EXERCISE INSTRUCTIONS – Return each line of the material below that contains the string "inch". Matching is case-sensitive.

(Records from a dataset)
┌────────

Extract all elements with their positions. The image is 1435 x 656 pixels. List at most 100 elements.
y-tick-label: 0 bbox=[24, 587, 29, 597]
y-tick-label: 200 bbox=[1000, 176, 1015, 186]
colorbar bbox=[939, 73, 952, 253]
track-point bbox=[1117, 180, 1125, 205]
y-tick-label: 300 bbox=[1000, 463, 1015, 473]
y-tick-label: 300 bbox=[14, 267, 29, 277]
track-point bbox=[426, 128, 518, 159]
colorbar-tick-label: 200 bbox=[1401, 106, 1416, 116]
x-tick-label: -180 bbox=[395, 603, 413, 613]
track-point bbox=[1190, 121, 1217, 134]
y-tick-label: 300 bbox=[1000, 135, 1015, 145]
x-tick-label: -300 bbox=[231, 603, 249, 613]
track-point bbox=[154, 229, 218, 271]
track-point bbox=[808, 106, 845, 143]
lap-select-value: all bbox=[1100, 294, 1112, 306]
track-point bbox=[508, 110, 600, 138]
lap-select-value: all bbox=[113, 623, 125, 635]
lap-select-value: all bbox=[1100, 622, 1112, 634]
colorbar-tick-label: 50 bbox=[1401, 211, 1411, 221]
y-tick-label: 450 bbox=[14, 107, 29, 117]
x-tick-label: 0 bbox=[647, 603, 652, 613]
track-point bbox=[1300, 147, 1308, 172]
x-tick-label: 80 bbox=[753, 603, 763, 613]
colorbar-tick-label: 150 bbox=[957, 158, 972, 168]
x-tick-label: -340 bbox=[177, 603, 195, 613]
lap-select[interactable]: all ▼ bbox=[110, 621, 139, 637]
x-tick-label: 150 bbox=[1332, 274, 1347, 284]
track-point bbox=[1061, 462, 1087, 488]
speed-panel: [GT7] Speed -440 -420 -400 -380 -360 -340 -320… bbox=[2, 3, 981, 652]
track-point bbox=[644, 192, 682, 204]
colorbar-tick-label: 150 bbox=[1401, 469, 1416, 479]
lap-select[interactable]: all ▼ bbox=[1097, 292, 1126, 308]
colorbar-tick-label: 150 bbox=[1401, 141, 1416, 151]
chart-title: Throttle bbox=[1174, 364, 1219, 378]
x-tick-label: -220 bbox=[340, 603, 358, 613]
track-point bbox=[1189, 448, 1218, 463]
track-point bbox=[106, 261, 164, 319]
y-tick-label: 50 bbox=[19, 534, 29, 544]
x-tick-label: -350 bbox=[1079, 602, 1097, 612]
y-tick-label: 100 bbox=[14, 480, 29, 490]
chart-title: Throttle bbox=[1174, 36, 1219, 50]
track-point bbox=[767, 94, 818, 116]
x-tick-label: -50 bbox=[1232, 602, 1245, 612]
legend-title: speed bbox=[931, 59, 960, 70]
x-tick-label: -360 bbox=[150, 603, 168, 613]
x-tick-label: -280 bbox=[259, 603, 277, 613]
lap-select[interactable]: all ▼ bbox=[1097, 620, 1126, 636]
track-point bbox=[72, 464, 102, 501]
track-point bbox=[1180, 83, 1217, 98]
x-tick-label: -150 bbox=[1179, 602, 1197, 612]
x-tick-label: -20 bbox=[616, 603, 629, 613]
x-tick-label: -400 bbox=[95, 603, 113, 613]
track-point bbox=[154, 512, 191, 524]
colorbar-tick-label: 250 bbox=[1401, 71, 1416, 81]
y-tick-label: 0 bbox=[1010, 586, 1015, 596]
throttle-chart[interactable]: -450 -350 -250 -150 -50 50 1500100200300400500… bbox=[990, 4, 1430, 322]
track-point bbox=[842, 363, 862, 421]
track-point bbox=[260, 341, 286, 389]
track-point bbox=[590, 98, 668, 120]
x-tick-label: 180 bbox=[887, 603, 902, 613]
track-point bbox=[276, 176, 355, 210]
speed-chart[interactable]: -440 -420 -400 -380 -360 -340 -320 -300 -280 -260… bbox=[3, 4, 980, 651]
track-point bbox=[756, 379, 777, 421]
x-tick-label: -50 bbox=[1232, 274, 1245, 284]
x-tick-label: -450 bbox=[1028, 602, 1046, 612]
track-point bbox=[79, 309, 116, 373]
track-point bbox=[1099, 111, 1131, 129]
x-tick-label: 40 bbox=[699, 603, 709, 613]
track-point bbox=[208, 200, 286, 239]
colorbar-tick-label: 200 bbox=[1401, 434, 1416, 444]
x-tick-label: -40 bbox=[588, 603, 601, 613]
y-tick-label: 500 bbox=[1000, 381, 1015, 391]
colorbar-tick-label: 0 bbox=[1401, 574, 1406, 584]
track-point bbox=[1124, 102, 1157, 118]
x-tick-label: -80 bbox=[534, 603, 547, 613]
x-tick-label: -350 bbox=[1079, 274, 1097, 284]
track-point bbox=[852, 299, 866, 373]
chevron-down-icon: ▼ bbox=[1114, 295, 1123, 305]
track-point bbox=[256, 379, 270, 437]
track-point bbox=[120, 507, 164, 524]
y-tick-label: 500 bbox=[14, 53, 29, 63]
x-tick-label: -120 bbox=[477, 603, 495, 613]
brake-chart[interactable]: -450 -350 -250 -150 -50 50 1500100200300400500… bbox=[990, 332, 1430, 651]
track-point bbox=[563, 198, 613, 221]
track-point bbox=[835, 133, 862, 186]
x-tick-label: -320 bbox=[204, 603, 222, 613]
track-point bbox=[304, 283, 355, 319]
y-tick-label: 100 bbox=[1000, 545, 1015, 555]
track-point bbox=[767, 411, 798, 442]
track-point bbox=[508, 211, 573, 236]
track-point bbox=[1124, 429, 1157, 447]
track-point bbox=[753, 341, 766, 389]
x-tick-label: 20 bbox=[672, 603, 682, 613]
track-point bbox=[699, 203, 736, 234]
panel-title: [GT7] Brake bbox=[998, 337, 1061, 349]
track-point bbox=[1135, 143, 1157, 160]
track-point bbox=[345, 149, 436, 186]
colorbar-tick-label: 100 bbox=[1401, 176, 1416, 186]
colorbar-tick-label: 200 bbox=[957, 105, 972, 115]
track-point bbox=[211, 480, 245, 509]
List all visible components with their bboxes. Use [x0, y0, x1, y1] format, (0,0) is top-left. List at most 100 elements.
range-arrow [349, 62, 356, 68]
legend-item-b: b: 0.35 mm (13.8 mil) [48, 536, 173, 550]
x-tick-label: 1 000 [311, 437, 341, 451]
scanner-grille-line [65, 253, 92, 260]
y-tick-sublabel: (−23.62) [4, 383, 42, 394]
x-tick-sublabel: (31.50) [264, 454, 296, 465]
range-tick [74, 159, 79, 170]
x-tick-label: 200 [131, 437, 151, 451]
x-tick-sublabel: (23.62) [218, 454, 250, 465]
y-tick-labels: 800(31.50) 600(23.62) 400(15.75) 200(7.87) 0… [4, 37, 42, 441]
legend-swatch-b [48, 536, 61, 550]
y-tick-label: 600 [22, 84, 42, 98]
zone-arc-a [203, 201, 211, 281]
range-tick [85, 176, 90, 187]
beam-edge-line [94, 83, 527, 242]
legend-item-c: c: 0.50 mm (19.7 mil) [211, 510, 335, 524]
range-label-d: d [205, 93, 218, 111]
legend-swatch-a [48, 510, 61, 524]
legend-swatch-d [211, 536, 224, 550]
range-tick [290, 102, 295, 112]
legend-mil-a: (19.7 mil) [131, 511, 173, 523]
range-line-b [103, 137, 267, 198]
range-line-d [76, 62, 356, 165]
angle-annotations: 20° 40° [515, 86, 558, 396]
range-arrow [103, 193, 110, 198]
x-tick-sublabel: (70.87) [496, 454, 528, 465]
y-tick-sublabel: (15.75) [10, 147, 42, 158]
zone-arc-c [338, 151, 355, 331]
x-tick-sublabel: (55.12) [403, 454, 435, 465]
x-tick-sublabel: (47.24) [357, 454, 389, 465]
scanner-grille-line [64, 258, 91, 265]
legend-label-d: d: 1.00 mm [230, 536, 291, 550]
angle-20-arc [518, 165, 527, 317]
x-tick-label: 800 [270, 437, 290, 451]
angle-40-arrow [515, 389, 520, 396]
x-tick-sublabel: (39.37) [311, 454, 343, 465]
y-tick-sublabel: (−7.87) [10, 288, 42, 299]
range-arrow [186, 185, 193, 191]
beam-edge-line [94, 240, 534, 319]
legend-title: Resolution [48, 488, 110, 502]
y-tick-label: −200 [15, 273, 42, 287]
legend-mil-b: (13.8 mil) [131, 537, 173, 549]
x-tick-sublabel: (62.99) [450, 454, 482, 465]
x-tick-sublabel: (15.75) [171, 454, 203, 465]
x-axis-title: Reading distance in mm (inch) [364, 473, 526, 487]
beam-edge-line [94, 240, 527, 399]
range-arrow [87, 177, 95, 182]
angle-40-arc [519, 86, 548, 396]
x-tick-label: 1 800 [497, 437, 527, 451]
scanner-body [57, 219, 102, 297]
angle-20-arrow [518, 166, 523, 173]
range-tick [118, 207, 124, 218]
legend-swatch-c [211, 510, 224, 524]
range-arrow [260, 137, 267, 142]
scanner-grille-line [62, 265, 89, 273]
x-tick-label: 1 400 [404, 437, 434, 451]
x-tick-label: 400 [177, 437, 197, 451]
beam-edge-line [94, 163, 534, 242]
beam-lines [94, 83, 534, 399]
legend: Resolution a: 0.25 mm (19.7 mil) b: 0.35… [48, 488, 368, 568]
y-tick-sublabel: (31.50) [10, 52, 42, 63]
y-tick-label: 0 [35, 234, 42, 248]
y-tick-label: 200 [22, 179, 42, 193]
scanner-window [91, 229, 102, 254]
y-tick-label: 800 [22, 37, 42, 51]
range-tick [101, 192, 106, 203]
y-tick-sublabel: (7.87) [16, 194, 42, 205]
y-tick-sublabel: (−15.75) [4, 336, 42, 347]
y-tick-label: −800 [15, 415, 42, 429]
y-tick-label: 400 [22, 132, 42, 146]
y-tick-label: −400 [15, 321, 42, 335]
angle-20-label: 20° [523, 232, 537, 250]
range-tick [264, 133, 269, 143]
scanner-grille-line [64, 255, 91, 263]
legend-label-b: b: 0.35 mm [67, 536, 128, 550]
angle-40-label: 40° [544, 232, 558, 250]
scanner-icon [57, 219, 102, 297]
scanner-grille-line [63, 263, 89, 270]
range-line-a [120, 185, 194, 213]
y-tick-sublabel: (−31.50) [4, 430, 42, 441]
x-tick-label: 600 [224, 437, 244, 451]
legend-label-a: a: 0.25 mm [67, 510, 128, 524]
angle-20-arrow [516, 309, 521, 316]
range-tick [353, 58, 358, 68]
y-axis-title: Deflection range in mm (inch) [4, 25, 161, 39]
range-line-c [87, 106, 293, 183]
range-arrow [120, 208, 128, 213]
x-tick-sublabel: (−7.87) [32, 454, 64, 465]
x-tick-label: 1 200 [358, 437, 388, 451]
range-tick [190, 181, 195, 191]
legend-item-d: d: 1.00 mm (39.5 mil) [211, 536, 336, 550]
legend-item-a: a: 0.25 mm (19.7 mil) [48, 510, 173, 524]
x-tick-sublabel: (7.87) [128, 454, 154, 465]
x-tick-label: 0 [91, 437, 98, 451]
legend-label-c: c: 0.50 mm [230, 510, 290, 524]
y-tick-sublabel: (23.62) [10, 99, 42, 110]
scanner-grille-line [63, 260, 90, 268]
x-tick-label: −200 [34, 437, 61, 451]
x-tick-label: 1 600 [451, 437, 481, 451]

└────────

TASK OUTPUT –
x-axis-title: Reading distance in mm (inch) [364, 473, 526, 487]
y-axis-title: Deflection range in mm (inch) [4, 25, 161, 39]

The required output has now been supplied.